_DIRECTIONS FOR THIS TASK_
Provide the data again in its entirety, exactly as given.

◆ ◆ ◆ ◆ ◆ ◆ ◆

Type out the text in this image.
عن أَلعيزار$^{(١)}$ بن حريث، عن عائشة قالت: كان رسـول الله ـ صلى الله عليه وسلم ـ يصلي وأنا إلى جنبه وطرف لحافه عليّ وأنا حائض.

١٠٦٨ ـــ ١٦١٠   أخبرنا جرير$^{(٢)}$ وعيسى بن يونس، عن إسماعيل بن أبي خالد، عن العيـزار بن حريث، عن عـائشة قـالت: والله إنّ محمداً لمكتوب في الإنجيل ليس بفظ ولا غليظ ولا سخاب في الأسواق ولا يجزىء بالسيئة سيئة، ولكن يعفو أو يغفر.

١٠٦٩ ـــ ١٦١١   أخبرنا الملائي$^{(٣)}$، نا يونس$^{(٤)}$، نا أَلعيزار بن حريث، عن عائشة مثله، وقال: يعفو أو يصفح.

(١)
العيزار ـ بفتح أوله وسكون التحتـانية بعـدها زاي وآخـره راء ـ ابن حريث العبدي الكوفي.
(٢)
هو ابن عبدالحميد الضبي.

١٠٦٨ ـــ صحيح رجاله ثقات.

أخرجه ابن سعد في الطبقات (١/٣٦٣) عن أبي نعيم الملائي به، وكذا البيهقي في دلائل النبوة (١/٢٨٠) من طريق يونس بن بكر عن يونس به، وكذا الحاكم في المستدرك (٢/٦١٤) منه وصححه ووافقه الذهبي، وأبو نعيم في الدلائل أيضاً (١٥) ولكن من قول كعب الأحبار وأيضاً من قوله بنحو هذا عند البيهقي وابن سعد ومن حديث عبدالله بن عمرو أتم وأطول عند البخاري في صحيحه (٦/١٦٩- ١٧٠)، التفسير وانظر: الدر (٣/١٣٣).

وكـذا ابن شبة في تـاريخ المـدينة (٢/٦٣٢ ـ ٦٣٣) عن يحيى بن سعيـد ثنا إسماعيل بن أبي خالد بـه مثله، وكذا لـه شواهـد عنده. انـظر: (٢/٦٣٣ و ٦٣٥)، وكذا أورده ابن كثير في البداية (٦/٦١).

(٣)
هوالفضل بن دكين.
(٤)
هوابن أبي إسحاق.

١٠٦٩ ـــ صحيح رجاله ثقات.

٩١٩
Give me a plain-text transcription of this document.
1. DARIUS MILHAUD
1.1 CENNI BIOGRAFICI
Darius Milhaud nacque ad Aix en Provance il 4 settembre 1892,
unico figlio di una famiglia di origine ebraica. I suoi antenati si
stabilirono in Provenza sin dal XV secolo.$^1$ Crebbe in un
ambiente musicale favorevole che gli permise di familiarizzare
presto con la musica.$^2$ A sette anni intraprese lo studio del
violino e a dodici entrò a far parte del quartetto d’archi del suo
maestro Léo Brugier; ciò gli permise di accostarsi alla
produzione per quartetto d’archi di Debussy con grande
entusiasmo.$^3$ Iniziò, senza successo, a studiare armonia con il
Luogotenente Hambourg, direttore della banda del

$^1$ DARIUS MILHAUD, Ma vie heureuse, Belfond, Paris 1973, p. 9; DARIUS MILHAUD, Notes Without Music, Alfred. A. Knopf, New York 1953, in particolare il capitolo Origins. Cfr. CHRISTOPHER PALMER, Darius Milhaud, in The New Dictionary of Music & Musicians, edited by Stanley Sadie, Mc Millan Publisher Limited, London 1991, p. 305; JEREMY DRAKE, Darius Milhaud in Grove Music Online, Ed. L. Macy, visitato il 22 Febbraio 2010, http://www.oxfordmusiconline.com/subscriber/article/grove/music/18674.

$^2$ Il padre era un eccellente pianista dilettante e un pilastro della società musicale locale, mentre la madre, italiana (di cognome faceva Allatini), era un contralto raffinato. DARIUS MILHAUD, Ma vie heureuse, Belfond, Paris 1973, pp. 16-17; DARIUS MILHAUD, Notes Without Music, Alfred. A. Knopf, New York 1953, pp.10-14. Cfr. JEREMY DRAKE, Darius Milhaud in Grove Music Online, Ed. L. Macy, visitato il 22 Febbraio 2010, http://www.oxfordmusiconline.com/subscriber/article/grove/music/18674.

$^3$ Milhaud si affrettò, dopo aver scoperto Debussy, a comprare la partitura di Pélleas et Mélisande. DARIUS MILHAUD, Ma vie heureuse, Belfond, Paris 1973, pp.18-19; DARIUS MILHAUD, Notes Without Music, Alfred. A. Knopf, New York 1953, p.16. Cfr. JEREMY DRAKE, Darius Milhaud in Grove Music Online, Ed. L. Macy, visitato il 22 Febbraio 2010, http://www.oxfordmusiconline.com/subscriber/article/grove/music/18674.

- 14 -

◆ ◆ ◆ ◆ ◆ ◆ ◆

_WRITTEN SOLUTION_
Type out the text in this image.
عن أَلعيزار$^{(١)}$ بن حريث، عن عائشة قالت: كان رسـول الله ـ صلى الله عليه وسلم ـ يصلي وأنا إلى جنبه وطرف لحافه عليّ وأنا حائض.

١٠٦٨ ـــ ١٦١٠   أخبرنا جرير$^{(٢)}$ وعيسى بن يونس، عن إسماعيل بن أبي خالد، عن العيـزار بن حريث، عن عـائشة قـالت: والله إنّ محمداً لمكتوب في الإنجيل ليس بفظ ولا غليظ ولا سخاب في الأسواق ولا يجزىء بالسيئة سيئة، ولكن يعفو أو يغفر.

١٠٦٩ ـــ ١٦١١   أخبرنا الملائي$^{(٣)}$، نا يونس$^{(٤)}$، نا أَلعيزار بن حريث، عن عائشة مثله، وقال: يعفو أو يصفح.

(١)
العيزار ـ بفتح أوله وسكون التحتـانية بعـدها زاي وآخـره راء ـ ابن حريث العبدي الكوفي.
(٢)
هو ابن عبدالحميد الضبي.

١٠٦٨ ـــ صحيح رجاله ثقات.

أخرجه ابن سعد في الطبقات (١/٣٦٣) عن أبي نعيم الملائي به، وكذا البيهقي في دلائل النبوة (١/٢٨٠) من طريق يونس بن بكر عن يونس به، وكذا الحاكم في المستدرك (٢/٦١٤) منه وصححه ووافقه الذهبي، وأبو نعيم في الدلائل أيضاً (١٥) ولكن من قول كعب الأحبار وأيضاً من قوله بنحو هذا عند البيهقي وابن سعد ومن حديث عبدالله بن عمرو أتم وأطول عند البخاري في صحيحه (٦/١٦٩- ١٧٠)، التفسير وانظر: الدر (٣/١٣٣).

وكـذا ابن شبة في تـاريخ المـدينة (٢/٦٣٢ ـ ٦٣٣) عن يحيى بن سعيـد ثنا إسماعيل بن أبي خالد بـه مثله، وكذا لـه شواهـد عنده. انـظر: (٢/٦٣٣ و ٦٣٥)، وكذا أورده ابن كثير في البداية (٦/٦١).

(٣)
هوالفضل بن دكين.
(٤)
هوابن أبي إسحاق.

١٠٦٩ ـــ صحيح رجاله ثقات.

٩١٩
Give me a plain-text transcription of this document.
1. DARIUS MILHAUD
1.1 CENNI BIOGRAFICI
Darius Milhaud nacque ad Aix en Provance il 4 settembre 1892,
unico figlio di una famiglia di origine ebraica. I suoi antenati si
stabilirono in Provenza sin dal XV secolo.$^1$ Crebbe in un
ambiente musicale favorevole che gli permise di familiarizzare
presto con la musica.$^2$ A sette anni intraprese lo studio del
violino e a dodici entrò a far parte del quartetto d’archi del suo
maestro Léo Brugier; ciò gli permise di accostarsi alla
produzione per quartetto d’archi di Debussy con grande
entusiasmo.$^3$ Iniziò, senza successo, a studiare armonia con il
Luogotenente Hambourg, direttore della banda del

$^1$ DARIUS MILHAUD, Ma vie heureuse, Belfond, Paris 1973, p. 9; DARIUS MILHAUD, Notes Without Music, Alfred. A. Knopf, New York 1953, in particolare il capitolo Origins. Cfr. CHRISTOPHER PALMER, Darius Milhaud, in The New Dictionary of Music & Musicians, edited by Stanley Sadie, Mc Millan Publisher Limited, London 1991, p. 305; JEREMY DRAKE, Darius Milhaud in Grove Music Online, Ed. L. Macy, visitato il 22 Febbraio 2010, http://www.oxfordmusiconline.com/subscriber/article/grove/music/18674.

$^2$ Il padre era un eccellente pianista dilettante e un pilastro della società musicale locale, mentre la madre, italiana (di cognome faceva Allatini), era un contralto raffinato. DARIUS MILHAUD, Ma vie heureuse, Belfond, Paris 1973, pp. 16-17; DARIUS MILHAUD, Notes Without Music, Alfred. A. Knopf, New York 1953, pp.10-14. Cfr. JEREMY DRAKE, Darius Milhaud in Grove Music Online, Ed. L. Macy, visitato il 22 Febbraio 2010, http://www.oxfordmusiconline.com/subscriber/article/grove/music/18674.

$^3$ Milhaud si affrettò, dopo aver scoperto Debussy, a comprare la partitura di Pélleas et Mélisande. DARIUS MILHAUD, Ma vie heureuse, Belfond, Paris 1973, pp.18-19; DARIUS MILHAUD, Notes Without Music, Alfred. A. Knopf, New York 1953, p.16. Cfr. JEREMY DRAKE, Darius Milhaud in Grove Music Online, Ed. L. Macy, visitato il 22 Febbraio 2010, http://www.oxfordmusiconline.com/subscriber/article/grove/music/18674.

- 14 -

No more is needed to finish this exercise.